EXERCISE REQUIREMENTS: What follows is a set of entries. Repeat them exactly, but not their pictures.

# start of MATERIAL TO PROCESS

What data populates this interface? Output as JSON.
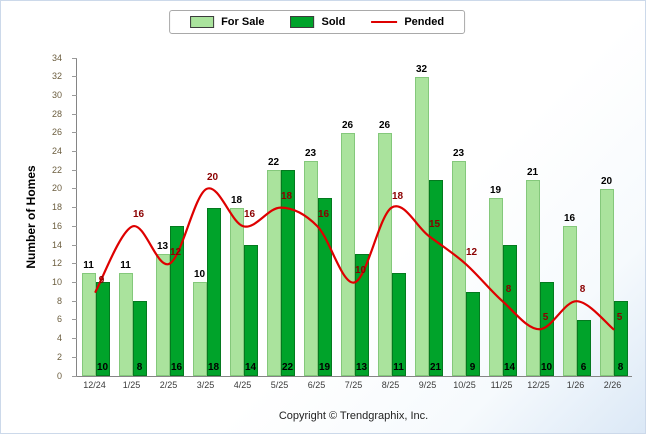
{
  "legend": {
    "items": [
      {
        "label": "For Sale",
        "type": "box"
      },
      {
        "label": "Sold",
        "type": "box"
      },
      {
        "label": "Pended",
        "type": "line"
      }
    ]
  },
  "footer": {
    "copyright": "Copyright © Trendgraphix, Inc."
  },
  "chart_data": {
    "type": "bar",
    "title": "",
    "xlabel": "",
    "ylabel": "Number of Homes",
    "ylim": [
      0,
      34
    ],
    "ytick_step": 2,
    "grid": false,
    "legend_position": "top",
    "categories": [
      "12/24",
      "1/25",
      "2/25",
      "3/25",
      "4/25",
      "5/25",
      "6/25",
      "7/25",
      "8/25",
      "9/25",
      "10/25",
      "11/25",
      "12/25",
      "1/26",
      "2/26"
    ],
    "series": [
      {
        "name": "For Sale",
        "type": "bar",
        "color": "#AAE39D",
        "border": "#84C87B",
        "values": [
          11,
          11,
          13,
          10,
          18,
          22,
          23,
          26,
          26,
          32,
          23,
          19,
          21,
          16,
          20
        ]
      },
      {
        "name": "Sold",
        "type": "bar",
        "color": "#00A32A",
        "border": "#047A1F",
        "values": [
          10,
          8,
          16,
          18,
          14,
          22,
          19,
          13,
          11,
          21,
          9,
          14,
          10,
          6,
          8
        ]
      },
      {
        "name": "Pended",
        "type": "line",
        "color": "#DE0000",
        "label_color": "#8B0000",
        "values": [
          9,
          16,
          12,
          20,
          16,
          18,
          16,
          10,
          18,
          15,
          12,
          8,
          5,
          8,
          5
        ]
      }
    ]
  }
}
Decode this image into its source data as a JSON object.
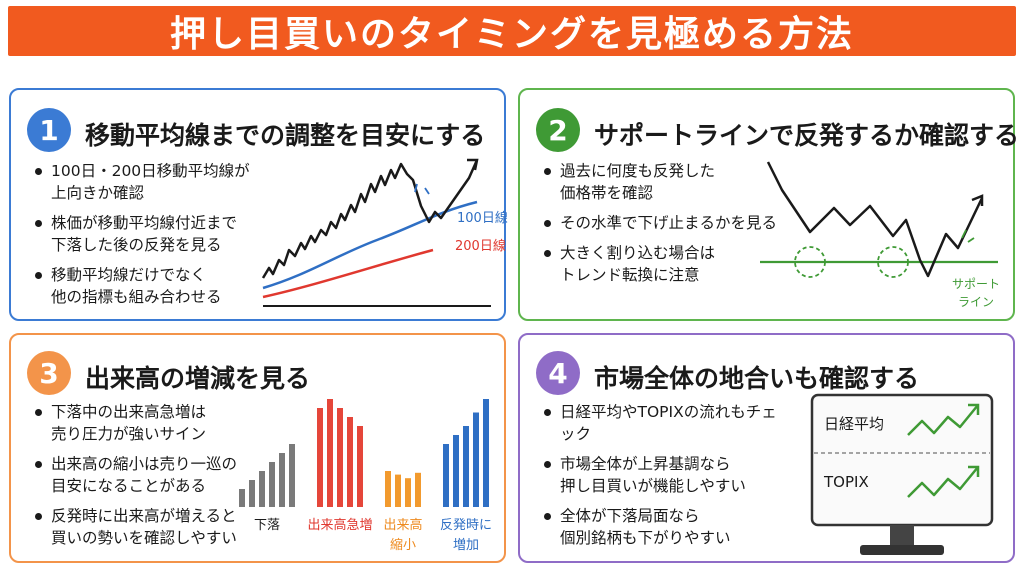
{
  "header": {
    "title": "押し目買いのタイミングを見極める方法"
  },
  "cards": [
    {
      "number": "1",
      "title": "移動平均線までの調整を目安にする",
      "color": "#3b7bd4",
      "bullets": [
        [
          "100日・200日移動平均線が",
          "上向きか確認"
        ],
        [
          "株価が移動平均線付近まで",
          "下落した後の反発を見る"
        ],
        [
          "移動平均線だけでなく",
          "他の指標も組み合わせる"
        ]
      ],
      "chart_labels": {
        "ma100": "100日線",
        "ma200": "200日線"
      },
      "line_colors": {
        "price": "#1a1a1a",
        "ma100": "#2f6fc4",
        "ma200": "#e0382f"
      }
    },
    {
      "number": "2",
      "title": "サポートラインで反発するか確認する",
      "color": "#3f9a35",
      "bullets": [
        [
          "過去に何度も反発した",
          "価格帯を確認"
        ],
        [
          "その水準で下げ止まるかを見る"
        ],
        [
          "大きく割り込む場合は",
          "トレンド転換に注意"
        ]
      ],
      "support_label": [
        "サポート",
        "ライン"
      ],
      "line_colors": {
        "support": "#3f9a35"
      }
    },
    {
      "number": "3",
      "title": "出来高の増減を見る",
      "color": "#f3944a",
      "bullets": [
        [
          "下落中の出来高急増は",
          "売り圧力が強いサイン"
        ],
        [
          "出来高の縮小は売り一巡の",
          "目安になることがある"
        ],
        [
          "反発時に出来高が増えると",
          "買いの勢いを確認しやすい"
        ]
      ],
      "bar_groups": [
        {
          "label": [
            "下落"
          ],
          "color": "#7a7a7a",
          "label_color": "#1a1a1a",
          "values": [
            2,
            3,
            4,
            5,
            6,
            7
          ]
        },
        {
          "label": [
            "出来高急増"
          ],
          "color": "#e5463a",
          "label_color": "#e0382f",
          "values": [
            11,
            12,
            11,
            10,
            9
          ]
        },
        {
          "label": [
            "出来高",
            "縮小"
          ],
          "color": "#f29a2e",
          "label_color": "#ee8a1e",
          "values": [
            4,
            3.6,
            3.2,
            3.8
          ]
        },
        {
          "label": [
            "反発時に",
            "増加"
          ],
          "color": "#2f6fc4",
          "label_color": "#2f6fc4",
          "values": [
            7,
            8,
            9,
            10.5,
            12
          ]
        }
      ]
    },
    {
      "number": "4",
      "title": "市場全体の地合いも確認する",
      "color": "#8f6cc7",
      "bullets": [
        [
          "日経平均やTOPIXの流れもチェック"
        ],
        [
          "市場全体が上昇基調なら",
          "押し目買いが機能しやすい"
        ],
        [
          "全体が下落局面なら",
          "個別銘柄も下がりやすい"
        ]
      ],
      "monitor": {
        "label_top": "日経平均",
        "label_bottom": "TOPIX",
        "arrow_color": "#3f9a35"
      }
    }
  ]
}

# end of MATERIAL TO PROCESS

ANSWER TO THE PROBLEM:
What data populates this interface? Output as JSON.
{
  "legend": {
    "items": [
      {
        "label": "For Sale",
        "type": "box"
      },
      {
        "label": "Sold",
        "type": "box"
      },
      {
        "label": "Pended",
        "type": "line"
      }
    ]
  },
  "footer": {
    "copyright": "Copyright © Trendgraphix, Inc."
  },
  "chart_data": {
    "type": "bar",
    "title": "",
    "xlabel": "",
    "ylabel": "Number of Homes",
    "ylim": [
      0,
      34
    ],
    "ytick_step": 2,
    "grid": false,
    "legend_position": "top",
    "categories": [
      "12/24",
      "1/25",
      "2/25",
      "3/25",
      "4/25",
      "5/25",
      "6/25",
      "7/25",
      "8/25",
      "9/25",
      "10/25",
      "11/25",
      "12/25",
      "1/26",
      "2/26"
    ],
    "series": [
      {
        "name": "For Sale",
        "type": "bar",
        "color": "#AAE39D",
        "border": "#84C87B",
        "values": [
          11,
          11,
          13,
          10,
          18,
          22,
          23,
          26,
          26,
          32,
          23,
          19,
          21,
          16,
          20
        ]
      },
      {
        "name": "Sold",
        "type": "bar",
        "color": "#00A32A",
        "border": "#047A1F",
        "values": [
          10,
          8,
          16,
          18,
          14,
          22,
          19,
          13,
          11,
          21,
          9,
          14,
          10,
          6,
          8
        ]
      },
      {
        "name": "Pended",
        "type": "line",
        "color": "#DE0000",
        "label_color": "#8B0000",
        "values": [
          9,
          16,
          12,
          20,
          16,
          18,
          16,
          10,
          18,
          15,
          12,
          8,
          5,
          8,
          5
        ]
      }
    ]
  }
}
Decode this image into its source data as a JSON object.
{
  "header": {
    "title": "押し目買いのタイミングを見極める方法"
  },
  "cards": [
    {
      "number": "1",
      "title": "移動平均線までの調整を目安にする",
      "color": "#3b7bd4",
      "bullets": [
        [
          "100日・200日移動平均線が",
          "上向きか確認"
        ],
        [
          "株価が移動平均線付近まで",
          "下落した後の反発を見る"
        ],
        [
          "移動平均線だけでなく",
          "他の指標も組み合わせる"
        ]
      ],
      "chart_labels": {
        "ma100": "100日線",
        "ma200": "200日線"
      },
      "line_colors": {
        "price": "#1a1a1a",
        "ma100": "#2f6fc4",
        "ma200": "#e0382f"
      }
    },
    {
      "number": "2",
      "title": "サポートラインで反発するか確認する",
      "color": "#3f9a35",
      "bullets": [
        [
          "過去に何度も反発した",
          "価格帯を確認"
        ],
        [
          "その水準で下げ止まるかを見る"
        ],
        [
          "大きく割り込む場合は",
          "トレンド転換に注意"
        ]
      ],
      "support_label": [
        "サポート",
        "ライン"
      ],
      "line_colors": {
        "support": "#3f9a35"
      }
    },
    {
      "number": "3",
      "title": "出来高の増減を見る",
      "color": "#f3944a",
      "bullets": [
        [
          "下落中の出来高急増は",
          "売り圧力が強いサイン"
        ],
        [
          "出来高の縮小は売り一巡の",
          "目安になることがある"
        ],
        [
          "反発時に出来高が増えると",
          "買いの勢いを確認しやすい"
        ]
      ],
      "bar_groups": [
        {
          "label": [
            "下落"
          ],
          "color": "#7a7a7a",
          "label_color": "#1a1a1a",
          "values": [
            2,
            3,
            4,
            5,
            6,
            7
          ]
        },
        {
          "label": [
            "出来高急増"
          ],
          "color": "#e5463a",
          "label_color": "#e0382f",
          "values": [
            11,
            12,
            11,
            10,
            9
          ]
        },
        {
          "label": [
            "出来高",
            "縮小"
          ],
          "color": "#f29a2e",
          "label_color": "#ee8a1e",
          "values": [
            4,
            3.6,
            3.2,
            3.8
          ]
        },
        {
          "label": [
            "反発時に",
            "増加"
          ],
          "color": "#2f6fc4",
          "label_color": "#2f6fc4",
          "values": [
            7,
            8,
            9,
            10.5,
            12
          ]
        }
      ]
    },
    {
      "number": "4",
      "title": "市場全体の地合いも確認する",
      "color": "#8f6cc7",
      "bullets": [
        [
          "日経平均やTOPIXの流れもチェック"
        ],
        [
          "市場全体が上昇基調なら",
          "押し目買いが機能しやすい"
        ],
        [
          "全体が下落局面なら",
          "個別銘柄も下がりやすい"
        ]
      ],
      "monitor": {
        "label_top": "日経平均",
        "label_bottom": "TOPIX",
        "arrow_color": "#3f9a35"
      }
    }
  ]
}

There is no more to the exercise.